— START SELECTED TEXT —

# Washing up bowl



## Deleted member 12051 (Sep 3, 2011)

Does anyone know of a suppler to locate a very small rectangular washing up bowl for my Hymer B694. Dimensions approx 24cm x 33cm. It has to be this size in order to close the lid that covers the sink. Any alternative suggestions would greatly be appreciated. Patricia


----------



## Squibby (Sep 3, 2011)

Try your local caravan suppliers they shoud have some thing that will fit your needs, you will also need to make a note of the depth of the bowl or you may get one that is too tall and still not be able to close the sink lid.

Squibby.


----------



## suej (Sep 3, 2011)

I use a washing up bowl that can't live in the sink coz of the lid... i just put it in the wardrobe when it's not in use.  Anything smaller than a normal size bowl and I'd have water all over the place!  Try a camping/caravan shop they might have smaller bowls.
Sue


----------



## Deleted member 12051 (Sep 3, 2011)

— END SELECTED TEXT —
— START EXTRACTED INFORMATION —

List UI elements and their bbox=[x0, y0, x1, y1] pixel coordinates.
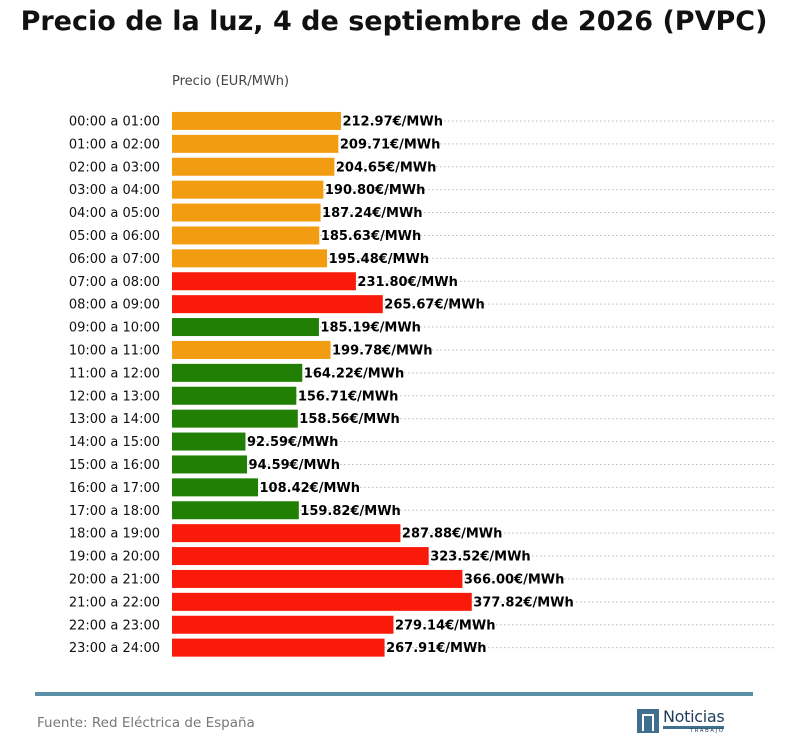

— END EXTRACTED INFORMATION —
— START EXTRACTED INFORMATION —

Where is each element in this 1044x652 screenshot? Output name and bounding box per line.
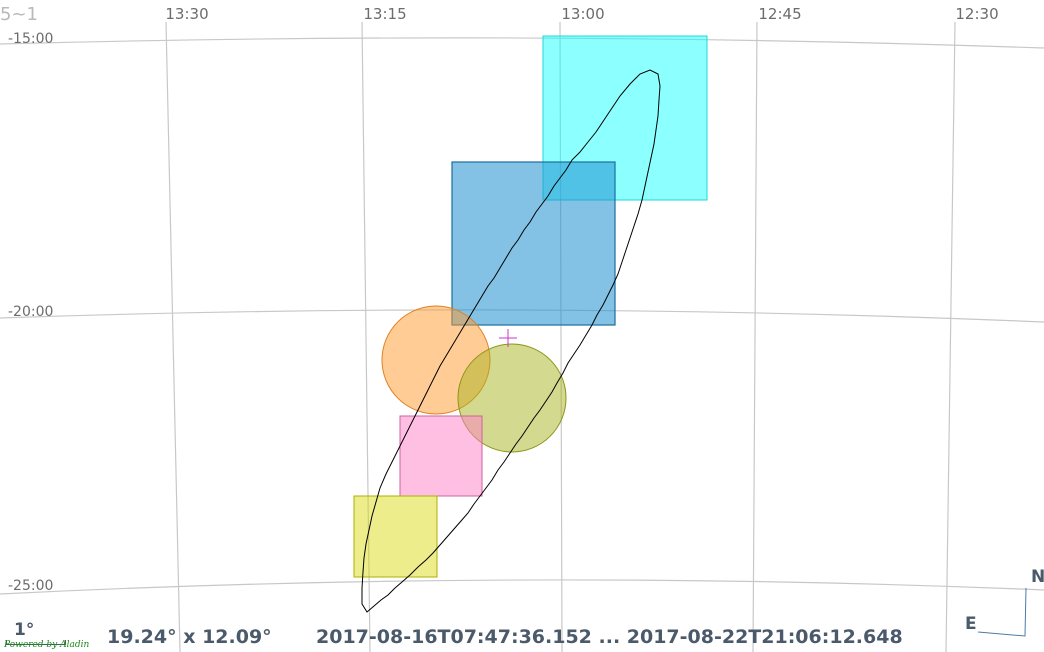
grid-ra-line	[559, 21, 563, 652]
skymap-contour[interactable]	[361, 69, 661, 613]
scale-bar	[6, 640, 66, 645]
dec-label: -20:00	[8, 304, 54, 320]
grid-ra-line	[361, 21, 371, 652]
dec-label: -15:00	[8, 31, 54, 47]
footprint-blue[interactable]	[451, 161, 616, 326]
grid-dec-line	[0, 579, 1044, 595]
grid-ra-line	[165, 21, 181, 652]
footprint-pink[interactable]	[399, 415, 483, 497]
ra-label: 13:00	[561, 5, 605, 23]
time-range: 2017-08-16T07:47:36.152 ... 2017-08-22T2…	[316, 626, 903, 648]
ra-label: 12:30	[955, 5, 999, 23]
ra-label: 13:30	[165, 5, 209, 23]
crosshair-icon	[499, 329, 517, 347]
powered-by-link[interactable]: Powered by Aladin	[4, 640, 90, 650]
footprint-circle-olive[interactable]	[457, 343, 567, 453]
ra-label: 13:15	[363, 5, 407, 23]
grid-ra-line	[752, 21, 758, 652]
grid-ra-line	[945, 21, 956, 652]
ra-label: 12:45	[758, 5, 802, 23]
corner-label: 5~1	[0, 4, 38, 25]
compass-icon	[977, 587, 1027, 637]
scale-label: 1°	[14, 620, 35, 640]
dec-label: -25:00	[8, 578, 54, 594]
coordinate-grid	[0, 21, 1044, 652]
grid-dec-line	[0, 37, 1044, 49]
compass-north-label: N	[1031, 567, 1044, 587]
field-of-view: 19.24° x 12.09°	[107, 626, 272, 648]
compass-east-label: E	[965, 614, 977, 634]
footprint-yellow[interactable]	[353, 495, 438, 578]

— END EXTRACTED INFORMATION —

■ SET PROBLEM A
Repeat the washing up bowl thread from "I use a washing" up to and including "have smaller bowls.", word for word.
■ SET PROBLEM B
From the rows, reproduce every line from the line with "Where is each" up to and including the line with "495, 438, 578]", unchanged, and omit the pictures from your answer.

■ WRITTEN RESPONSE A
I use a washing up bowl that can't live in the sink coz of the lid... i just put it in the wardrobe when it's not in use.  Anything smaller than a normal size bowl and I'd have water all over the place!  Try a camping/caravan shop they might have smaller bowls.

■ WRITTEN RESPONSE B
Where is each element in this 1044x652 screenshot? Output name and bounding box per line.
grid-ra-line	[559, 21, 563, 652]
skymap-contour[interactable]	[361, 69, 661, 613]
scale-bar	[6, 640, 66, 645]
dec-label: -20:00	[8, 304, 54, 320]
grid-ra-line	[361, 21, 371, 652]
dec-label: -15:00	[8, 31, 54, 47]
footprint-blue[interactable]	[451, 161, 616, 326]
grid-dec-line	[0, 579, 1044, 595]
grid-ra-line	[165, 21, 181, 652]
footprint-pink[interactable]	[399, 415, 483, 497]
ra-label: 13:00	[561, 5, 605, 23]
time-range: 2017-08-16T07:47:36.152 ... 2017-08-22T2…	[316, 626, 903, 648]
ra-label: 12:30	[955, 5, 999, 23]
ra-label: 13:30	[165, 5, 209, 23]
crosshair-icon	[499, 329, 517, 347]
powered-by-link[interactable]: Powered by Aladin	[4, 640, 90, 650]
footprint-circle-olive[interactable]	[457, 343, 567, 453]
ra-label: 13:15	[363, 5, 407, 23]
grid-ra-line	[752, 21, 758, 652]
grid-ra-line	[945, 21, 956, 652]
ra-label: 12:45	[758, 5, 802, 23]
corner-label: 5~1	[0, 4, 38, 25]
compass-icon	[977, 587, 1027, 637]
scale-label: 1°	[14, 620, 35, 640]
dec-label: -25:00	[8, 578, 54, 594]
coordinate-grid	[0, 21, 1044, 652]
grid-dec-line	[0, 37, 1044, 49]
compass-north-label: N	[1031, 567, 1044, 587]
field-of-view: 19.24° x 12.09°	[107, 626, 272, 648]
compass-east-label: E	[965, 614, 977, 634]
footprint-yellow[interactable]	[353, 495, 438, 578]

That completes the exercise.